■ **Source**
------------------------------------------------------------------------
How the Eventide Harmonizer Expanded the Possibilities of Sound

Our series on important music-making tools continues with the world’s first commercially available pitch-changing device

November 3, 2017

For a machine capable of manipulating time itself, the Eventide Harmonizer’s origins in late-night TV reruns seem rather banal.

In the early ’70s, the FCC had loosened restrictions on how many commercials could be aired during television shows. Although the H910 Harmonizer – the newest machine from audio equipment manufacturer Eventide – was intended for use among musicians, in it local station managers saw a workaround to a vexing problem. Affiliates were playing old episodes of I Love Lucy slightly faster to make time for the newly expanded advertising segments, but found that speeding up the tape made Lucy, Desi, Fred and Ethel’s voices obnoxiously cartoonish.

The Harmonizer made it possible to lower these voices back to their normal human pitches while maintaining the higher speed at which the tape was being played. Lucile Ball was dashing around her apartment ten percent faster, but speaking in her same signature tone. With this stroke of capitalist ingenuity, Eventide began shipping the enormously expensive pieces of equipment to television stations across the country. A tidal wave of revenue hit Eventide headquarters, then located in Manhattan at 265 West 54th Street in the basement of the Sound Exchange recording studio.
------------------------------------------------------------------------
■ **Exercise task 1**
Using the article on the Eventide Harmonizer, decide whether each statement agrees with it. (a) Local stations played old episodes of I Love Lucy slightly faster. (b) The H910 Harmonizer was designed mainly for television stations. (c) Eventide's headquarters were then located above a recording studio. Answer each with yes or no, and quote the words of the article that decide it.
The article above has no connection to the entries that follow.
------------------------------------------------------------------------
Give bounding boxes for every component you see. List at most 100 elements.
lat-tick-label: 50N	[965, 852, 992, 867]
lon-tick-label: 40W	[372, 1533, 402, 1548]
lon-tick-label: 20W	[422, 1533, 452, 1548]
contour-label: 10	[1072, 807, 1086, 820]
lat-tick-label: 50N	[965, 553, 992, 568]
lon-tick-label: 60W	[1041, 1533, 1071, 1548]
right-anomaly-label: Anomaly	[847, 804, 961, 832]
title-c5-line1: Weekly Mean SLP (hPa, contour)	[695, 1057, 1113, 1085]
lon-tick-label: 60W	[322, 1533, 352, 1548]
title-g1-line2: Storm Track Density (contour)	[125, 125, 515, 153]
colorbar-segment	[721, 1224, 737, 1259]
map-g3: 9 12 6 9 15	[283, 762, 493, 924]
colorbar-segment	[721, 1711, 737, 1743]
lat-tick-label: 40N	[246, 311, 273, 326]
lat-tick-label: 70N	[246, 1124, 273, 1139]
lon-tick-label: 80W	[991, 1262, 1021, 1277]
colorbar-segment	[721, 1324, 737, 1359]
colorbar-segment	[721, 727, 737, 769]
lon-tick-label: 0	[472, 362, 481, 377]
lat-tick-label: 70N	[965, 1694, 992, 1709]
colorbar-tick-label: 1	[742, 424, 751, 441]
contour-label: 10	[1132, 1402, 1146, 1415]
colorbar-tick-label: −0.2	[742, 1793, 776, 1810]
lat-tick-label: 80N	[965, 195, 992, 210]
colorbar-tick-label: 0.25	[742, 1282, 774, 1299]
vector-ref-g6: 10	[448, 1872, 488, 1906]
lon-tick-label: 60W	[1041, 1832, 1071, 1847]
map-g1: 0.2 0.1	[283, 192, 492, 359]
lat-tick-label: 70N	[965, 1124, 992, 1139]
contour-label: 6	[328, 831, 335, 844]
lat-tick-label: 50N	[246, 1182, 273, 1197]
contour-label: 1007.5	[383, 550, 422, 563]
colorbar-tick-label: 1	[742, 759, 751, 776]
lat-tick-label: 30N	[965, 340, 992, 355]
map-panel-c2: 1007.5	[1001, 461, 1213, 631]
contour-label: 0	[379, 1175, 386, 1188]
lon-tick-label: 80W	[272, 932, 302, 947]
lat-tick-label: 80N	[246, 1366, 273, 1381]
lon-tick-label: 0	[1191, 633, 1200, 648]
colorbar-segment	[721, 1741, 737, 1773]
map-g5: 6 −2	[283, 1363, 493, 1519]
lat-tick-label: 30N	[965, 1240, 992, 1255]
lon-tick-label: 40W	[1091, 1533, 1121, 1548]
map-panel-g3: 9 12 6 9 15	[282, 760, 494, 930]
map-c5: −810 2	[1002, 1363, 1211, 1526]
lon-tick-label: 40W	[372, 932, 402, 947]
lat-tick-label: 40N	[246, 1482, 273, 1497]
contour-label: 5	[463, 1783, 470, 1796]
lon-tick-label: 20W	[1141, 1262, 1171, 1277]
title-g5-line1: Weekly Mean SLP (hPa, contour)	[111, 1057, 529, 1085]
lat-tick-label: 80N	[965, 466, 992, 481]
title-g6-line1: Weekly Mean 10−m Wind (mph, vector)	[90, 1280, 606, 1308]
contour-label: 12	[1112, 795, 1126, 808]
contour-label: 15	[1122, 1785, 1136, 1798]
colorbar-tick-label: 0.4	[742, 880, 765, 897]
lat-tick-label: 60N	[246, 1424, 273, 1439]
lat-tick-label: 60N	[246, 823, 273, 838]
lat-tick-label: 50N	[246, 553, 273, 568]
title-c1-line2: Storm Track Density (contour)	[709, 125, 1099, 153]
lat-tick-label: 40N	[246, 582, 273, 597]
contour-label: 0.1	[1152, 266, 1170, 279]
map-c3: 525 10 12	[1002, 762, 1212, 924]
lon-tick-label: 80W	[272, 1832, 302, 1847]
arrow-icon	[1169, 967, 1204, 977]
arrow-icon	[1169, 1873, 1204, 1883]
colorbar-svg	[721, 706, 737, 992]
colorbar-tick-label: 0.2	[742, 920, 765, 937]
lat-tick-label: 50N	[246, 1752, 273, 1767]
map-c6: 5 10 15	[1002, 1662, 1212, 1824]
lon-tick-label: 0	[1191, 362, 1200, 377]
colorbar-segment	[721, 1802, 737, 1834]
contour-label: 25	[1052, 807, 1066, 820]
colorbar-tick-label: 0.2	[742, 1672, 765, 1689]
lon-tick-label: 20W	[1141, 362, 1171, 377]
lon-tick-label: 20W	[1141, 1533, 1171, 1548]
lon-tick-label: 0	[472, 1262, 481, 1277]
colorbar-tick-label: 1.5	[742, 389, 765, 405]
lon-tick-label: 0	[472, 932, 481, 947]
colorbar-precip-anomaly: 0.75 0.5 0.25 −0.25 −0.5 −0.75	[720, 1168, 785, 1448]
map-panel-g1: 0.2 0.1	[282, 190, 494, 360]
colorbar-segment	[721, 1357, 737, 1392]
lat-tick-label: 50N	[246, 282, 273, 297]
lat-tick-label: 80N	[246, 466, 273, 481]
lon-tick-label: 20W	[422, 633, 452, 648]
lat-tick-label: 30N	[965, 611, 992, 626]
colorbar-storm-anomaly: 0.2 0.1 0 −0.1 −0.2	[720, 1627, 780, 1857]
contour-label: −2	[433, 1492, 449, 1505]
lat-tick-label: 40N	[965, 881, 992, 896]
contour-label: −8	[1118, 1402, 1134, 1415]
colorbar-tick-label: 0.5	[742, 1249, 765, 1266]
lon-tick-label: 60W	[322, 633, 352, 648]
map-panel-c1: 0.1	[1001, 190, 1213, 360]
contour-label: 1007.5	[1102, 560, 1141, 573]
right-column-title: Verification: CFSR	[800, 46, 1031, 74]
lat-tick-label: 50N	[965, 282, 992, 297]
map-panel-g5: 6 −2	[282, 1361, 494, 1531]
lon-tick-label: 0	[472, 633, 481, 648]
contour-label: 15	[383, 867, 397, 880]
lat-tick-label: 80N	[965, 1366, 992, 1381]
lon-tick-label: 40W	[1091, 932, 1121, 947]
------------------------------------------------------------------------
■ **Exercise task 2**
Report every line of the entries that contains the string "Mean". Case counts.

■ **Written response 1**
(a) Yes: "Affiliates were playing old episodes of I Love Lucy slightly faster to make time for the newly expanded advertising segments"
(b) No: "was intended for use among musicians"
(c) No: "in the basement of the Sound Exchange recording studio"

■ **Written response 2**
title-c5-line1: Weekly Mean SLP (hPa, contour)	[695, 1057, 1113, 1085]
title-g5-line1: Weekly Mean SLP (hPa, contour)	[111, 1057, 529, 1085]
title-g6-line1: Weekly Mean 10−m Wind (mph, vector)	[90, 1280, 606, 1308]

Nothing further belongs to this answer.